* **Data section**:
^^^^

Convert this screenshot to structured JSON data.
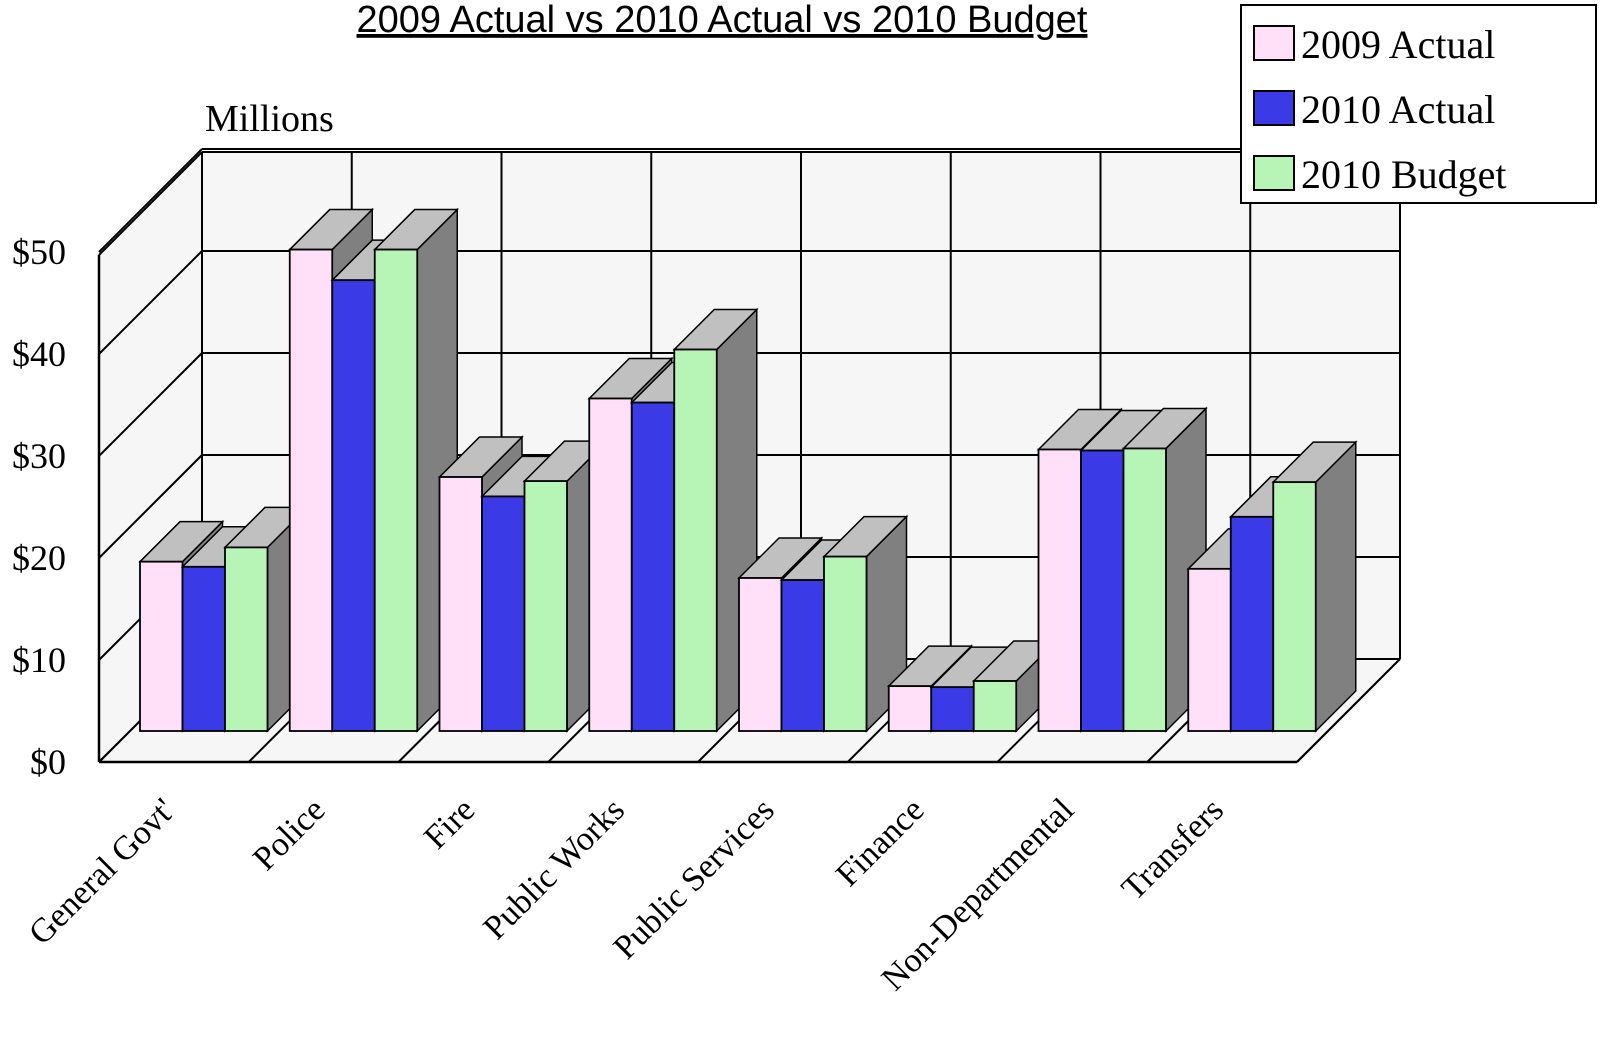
{
  "colors": {
    "background": "#ffffff",
    "plot_back": "#f6f6f6",
    "grid": "#000000",
    "side_face": "#808080",
    "top_face": "#c0c0c0",
    "series_2009_actual": "#ffe0f8",
    "series_2010_actual": "#3a3ae6",
    "series_2010_budget": "#b6f5b6"
  },
  "chart_data": {
    "type": "bar",
    "title": "2009 Actual vs 2010 Actual vs 2010 Budget",
    "units_label": "Millions",
    "xlabel": "",
    "ylabel": "",
    "ylim": [
      0,
      50
    ],
    "yticks": [
      0,
      10,
      20,
      30,
      40,
      50
    ],
    "ytick_labels": [
      "$0",
      "$10",
      "$20",
      "$30",
      "$40",
      "$50"
    ],
    "grid": true,
    "three_d": true,
    "legend_position": "top-right",
    "categories": [
      "General Govt'",
      "Police",
      "Fire",
      "Public Works",
      "Public Services",
      "Finance",
      "Non-Departmental",
      "Transfers"
    ],
    "series": [
      {
        "name": "2009 Actual",
        "color": "#ffe0f8",
        "values": [
          16.6,
          47.2,
          24.9,
          32.6,
          15.0,
          4.4,
          27.6,
          15.9
        ]
      },
      {
        "name": "2010 Actual",
        "color": "#3a3ae6",
        "values": [
          16.1,
          44.2,
          23.0,
          32.2,
          14.8,
          4.3,
          27.5,
          21.0
        ]
      },
      {
        "name": "2010 Budget",
        "color": "#b6f5b6",
        "values": [
          18.0,
          47.2,
          24.5,
          37.4,
          17.1,
          4.9,
          27.7,
          24.4
        ]
      }
    ]
  }
}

^^^^

* **Given request**:
Copy out every line of the data that includes "name".

* **Complete answer**:
        "name": "2009 Actual",
        "name": "2010 Actual",
        "name": "2010 Budget",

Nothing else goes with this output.